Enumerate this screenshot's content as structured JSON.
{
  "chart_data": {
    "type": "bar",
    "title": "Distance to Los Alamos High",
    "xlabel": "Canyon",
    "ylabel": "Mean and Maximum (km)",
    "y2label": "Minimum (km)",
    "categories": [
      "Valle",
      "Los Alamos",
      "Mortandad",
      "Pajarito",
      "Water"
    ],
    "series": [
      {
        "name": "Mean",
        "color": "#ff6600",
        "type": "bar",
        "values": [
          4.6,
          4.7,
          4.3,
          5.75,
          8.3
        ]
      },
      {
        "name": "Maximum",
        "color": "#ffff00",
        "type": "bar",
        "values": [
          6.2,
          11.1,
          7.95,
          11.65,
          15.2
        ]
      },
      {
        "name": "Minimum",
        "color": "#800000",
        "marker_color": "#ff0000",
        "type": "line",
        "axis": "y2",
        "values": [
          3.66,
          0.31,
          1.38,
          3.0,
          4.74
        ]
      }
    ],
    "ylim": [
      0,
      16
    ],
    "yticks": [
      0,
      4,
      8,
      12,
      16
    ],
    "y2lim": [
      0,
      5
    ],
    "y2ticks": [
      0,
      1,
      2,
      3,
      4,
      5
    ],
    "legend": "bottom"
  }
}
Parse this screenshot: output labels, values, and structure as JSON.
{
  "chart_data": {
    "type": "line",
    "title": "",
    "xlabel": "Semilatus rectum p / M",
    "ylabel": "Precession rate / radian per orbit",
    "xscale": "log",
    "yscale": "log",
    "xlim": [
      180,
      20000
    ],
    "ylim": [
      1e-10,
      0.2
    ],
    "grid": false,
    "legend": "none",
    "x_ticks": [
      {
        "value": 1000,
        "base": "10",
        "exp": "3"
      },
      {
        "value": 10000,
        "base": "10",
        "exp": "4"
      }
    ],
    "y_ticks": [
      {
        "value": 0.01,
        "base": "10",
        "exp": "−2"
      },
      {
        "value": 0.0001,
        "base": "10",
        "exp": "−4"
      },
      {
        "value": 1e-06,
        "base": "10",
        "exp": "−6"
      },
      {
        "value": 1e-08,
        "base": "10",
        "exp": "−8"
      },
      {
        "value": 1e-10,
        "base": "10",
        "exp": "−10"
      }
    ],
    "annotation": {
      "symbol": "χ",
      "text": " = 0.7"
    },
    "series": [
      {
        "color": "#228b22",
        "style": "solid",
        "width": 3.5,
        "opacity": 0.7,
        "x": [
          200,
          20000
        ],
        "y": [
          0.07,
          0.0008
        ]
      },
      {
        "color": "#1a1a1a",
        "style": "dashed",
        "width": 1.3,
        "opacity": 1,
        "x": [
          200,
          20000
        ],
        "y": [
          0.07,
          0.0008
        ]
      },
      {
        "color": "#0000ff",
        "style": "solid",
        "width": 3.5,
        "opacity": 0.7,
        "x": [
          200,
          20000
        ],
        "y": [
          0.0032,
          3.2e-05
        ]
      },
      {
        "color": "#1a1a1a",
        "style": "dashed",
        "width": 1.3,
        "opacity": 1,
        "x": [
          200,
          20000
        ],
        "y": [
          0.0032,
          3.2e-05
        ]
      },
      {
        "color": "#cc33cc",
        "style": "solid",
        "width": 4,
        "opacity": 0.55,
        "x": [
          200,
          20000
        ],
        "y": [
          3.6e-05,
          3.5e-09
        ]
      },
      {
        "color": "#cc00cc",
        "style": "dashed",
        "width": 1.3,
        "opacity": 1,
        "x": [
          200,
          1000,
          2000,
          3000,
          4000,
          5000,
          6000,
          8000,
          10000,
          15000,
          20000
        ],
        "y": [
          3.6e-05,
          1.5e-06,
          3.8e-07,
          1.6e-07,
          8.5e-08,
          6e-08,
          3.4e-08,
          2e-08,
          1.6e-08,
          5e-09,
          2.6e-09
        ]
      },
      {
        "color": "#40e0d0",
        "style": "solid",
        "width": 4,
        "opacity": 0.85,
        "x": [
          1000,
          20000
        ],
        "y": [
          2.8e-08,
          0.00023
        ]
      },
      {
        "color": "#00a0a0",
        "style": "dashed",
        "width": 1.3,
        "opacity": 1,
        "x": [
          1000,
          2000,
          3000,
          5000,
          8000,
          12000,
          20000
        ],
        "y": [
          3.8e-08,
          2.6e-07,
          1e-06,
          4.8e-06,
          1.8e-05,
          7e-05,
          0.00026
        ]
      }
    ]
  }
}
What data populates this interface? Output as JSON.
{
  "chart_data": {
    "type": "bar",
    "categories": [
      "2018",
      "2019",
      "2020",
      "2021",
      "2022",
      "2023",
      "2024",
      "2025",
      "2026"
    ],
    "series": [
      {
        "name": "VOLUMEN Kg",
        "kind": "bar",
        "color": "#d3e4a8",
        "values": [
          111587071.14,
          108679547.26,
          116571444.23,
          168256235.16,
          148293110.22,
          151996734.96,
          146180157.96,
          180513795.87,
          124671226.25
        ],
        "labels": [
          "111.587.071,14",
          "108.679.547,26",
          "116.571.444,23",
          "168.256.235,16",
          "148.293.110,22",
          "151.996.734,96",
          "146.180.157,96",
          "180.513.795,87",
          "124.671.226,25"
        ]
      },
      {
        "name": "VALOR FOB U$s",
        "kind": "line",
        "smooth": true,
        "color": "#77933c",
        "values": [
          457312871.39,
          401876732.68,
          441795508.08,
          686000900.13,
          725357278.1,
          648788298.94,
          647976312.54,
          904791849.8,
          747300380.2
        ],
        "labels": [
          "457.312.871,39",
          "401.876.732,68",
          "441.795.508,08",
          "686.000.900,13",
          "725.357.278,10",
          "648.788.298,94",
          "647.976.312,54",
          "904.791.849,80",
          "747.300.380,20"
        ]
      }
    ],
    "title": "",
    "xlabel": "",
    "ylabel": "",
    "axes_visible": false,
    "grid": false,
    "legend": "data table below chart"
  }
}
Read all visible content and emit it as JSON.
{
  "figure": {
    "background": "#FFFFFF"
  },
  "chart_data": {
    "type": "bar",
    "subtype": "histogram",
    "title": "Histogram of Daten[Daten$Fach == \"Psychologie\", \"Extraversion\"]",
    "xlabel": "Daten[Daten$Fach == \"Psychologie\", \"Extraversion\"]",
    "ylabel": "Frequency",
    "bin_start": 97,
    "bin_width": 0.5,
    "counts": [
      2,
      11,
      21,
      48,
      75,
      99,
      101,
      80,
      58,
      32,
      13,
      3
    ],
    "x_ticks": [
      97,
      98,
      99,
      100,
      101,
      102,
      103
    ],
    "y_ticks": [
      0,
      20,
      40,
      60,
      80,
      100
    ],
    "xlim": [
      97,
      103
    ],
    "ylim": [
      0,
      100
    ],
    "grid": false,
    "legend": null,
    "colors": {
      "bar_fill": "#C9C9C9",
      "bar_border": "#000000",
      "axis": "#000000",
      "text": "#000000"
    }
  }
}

────────

• Task to carry out:
Each line of the material above must be retyped precisely.

• Output of the task:
Enumerate this screenshot's content as structured JSON.
{
  "chart_data": {
    "type": "bar",
    "title": "Distance to Los Alamos High",
    "xlabel": "Canyon",
    "ylabel": "Mean and Maximum (km)",
    "y2label": "Minimum (km)",
    "categories": [
      "Valle",
      "Los Alamos",
      "Mortandad",
      "Pajarito",
      "Water"
    ],
    "series": [
      {
        "name": "Mean",
        "color": "#ff6600",
        "type": "bar",
        "values": [
          4.6,
          4.7,
          4.3,
          5.75,
          8.3
        ]
      },
      {
        "name": "Maximum",
        "color": "#ffff00",
        "type": "bar",
        "values": [
          6.2,
          11.1,
          7.95,
          11.65,
          15.2
        ]
      },
      {
        "name": "Minimum",
        "color": "#800000",
        "marker_color": "#ff0000",
        "type": "line",
        "axis": "y2",
        "values": [
          3.66,
          0.31,
          1.38,
          3.0,
          4.74
        ]
      }
    ],
    "ylim": [
      0,
      16
    ],
    "yticks": [
      0,
      4,
      8,
      12,
      16
    ],
    "y2lim": [
      0,
      5
    ],
    "y2ticks": [
      0,
      1,
      2,
      3,
      4,
      5
    ],
    "legend": "bottom"
  }
}
Parse this screenshot: output labels, values, and structure as JSON.
{
  "chart_data": {
    "type": "line",
    "title": "",
    "xlabel": "Semilatus rectum p / M",
    "ylabel": "Precession rate / radian per orbit",
    "xscale": "log",
    "yscale": "log",
    "xlim": [
      180,
      20000
    ],
    "ylim": [
      1e-10,
      0.2
    ],
    "grid": false,
    "legend": "none",
    "x_ticks": [
      {
        "value": 1000,
        "base": "10",
        "exp": "3"
      },
      {
        "value": 10000,
        "base": "10",
        "exp": "4"
      }
    ],
    "y_ticks": [
      {
        "value": 0.01,
        "base": "10",
        "exp": "−2"
      },
      {
        "value": 0.0001,
        "base": "10",
        "exp": "−4"
      },
      {
        "value": 1e-06,
        "base": "10",
        "exp": "−6"
      },
      {
        "value": 1e-08,
        "base": "10",
        "exp": "−8"
      },
      {
        "value": 1e-10,
        "base": "10",
        "exp": "−10"
      }
    ],
    "annotation": {
      "symbol": "χ",
      "text": " = 0.7"
    },
    "series": [
      {
        "color": "#228b22",
        "style": "solid",
        "width": 3.5,
        "opacity": 0.7,
        "x": [
          200,
          20000
        ],
        "y": [
          0.07,
          0.0008
        ]
      },
      {
        "color": "#1a1a1a",
        "style": "dashed",
        "width": 1.3,
        "opacity": 1,
        "x": [
          200,
          20000
        ],
        "y": [
          0.07,
          0.0008
        ]
      },
      {
        "color": "#0000ff",
        "style": "solid",
        "width": 3.5,
        "opacity": 0.7,
        "x": [
          200,
          20000
        ],
        "y": [
          0.0032,
          3.2e-05
        ]
      },
      {
        "color": "#1a1a1a",
        "style": "dashed",
        "width": 1.3,
        "opacity": 1,
        "x": [
          200,
          20000
        ],
        "y": [
          0.0032,
          3.2e-05
        ]
      },
      {
        "color": "#cc33cc",
        "style": "solid",
        "width": 4,
        "opacity": 0.55,
        "x": [
          200,
          20000
        ],
        "y": [
          3.6e-05,
          3.5e-09
        ]
      },
      {
        "color": "#cc00cc",
        "style": "dashed",
        "width": 1.3,
        "opacity": 1,
        "x": [
          200,
          1000,
          2000,
          3000,
          4000,
          5000,
          6000,
          8000,
          10000,
          15000,
          20000
        ],
        "y": [
          3.6e-05,
          1.5e-06,
          3.8e-07,
          1.6e-07,
          8.5e-08,
          6e-08,
          3.4e-08,
          2e-08,
          1.6e-08,
          5e-09,
          2.6e-09
        ]
      },
      {
        "color": "#40e0d0",
        "style": "solid",
        "width": 4,
        "opacity": 0.85,
        "x": [
          1000,
          20000
        ],
        "y": [
          2.8e-08,
          0.00023
        ]
      },
      {
        "color": "#00a0a0",
        "style": "dashed",
        "width": 1.3,
        "opacity": 1,
        "x": [
          1000,
          2000,
          3000,
          5000,
          8000,
          12000,
          20000
        ],
        "y": [
          3.8e-08,
          2.6e-07,
          1e-06,
          4.8e-06,
          1.8e-05,
          7e-05,
          0.00026
        ]
      }
    ]
  }
}
What data populates this interface? Output as JSON.
{
  "chart_data": {
    "type": "bar",
    "categories": [
      "2018",
      "2019",
      "2020",
      "2021",
      "2022",
      "2023",
      "2024",
      "2025",
      "2026"
    ],
    "series": [
      {
        "name": "VOLUMEN Kg",
        "kind": "bar",
        "color": "#d3e4a8",
        "values": [
          111587071.14,
          108679547.26,
          116571444.23,
          168256235.16,
          148293110.22,
          151996734.96,
          146180157.96,
          180513795.87,
          124671226.25
        ],
        "labels": [
          "111.587.071,14",
          "108.679.547,26",
          "116.571.444,23",
          "168.256.235,16",
          "148.293.110,22",
          "151.996.734,96",
          "146.180.157,96",
          "180.513.795,87",
          "124.671.226,25"
        ]
      },
      {
        "name": "VALOR FOB U$s",
        "kind": "line",
        "smooth": true,
        "color": "#77933c",
        "values": [
          457312871.39,
          401876732.68,
          441795508.08,
          686000900.13,
          725357278.1,
          648788298.94,
          647976312.54,
          904791849.8,
          747300380.2
        ],
        "labels": [
          "457.312.871,39",
          "401.876.732,68",
          "441.795.508,08",
          "686.000.900,13",
          "725.357.278,10",
          "648.788.298,94",
          "647.976.312,54",
          "904.791.849,80",
          "747.300.380,20"
        ]
      }
    ],
    "title": "",
    "xlabel": "",
    "ylabel": "",
    "axes_visible": false,
    "grid": false,
    "legend": "data table below chart"
  }
}
Read all visible content and emit it as JSON.
{
  "figure": {
    "background": "#FFFFFF"
  },
  "chart_data": {
    "type": "bar",
    "subtype": "histogram",
    "title": "Histogram of Daten[Daten$Fach == \"Psychologie\", \"Extraversion\"]",
    "xlabel": "Daten[Daten$Fach == \"Psychologie\", \"Extraversion\"]",
    "ylabel": "Frequency",
    "bin_start": 97,
    "bin_width": 0.5,
    "counts": [
      2,
      11,
      21,
      48,
      75,
      99,
      101,
      80,
      58,
      32,
      13,
      3
    ],
    "x_ticks": [
      97,
      98,
      99,
      100,
      101,
      102,
      103
    ],
    "y_ticks": [
      0,
      20,
      40,
      60,
      80,
      100
    ],
    "xlim": [
      97,
      103
    ],
    "ylim": [
      0,
      100
    ],
    "grid": false,
    "legend": null,
    "colors": {
      "bar_fill": "#C9C9C9",
      "bar_border": "#000000",
      "axis": "#000000",
      "text": "#000000"
    }
  }
}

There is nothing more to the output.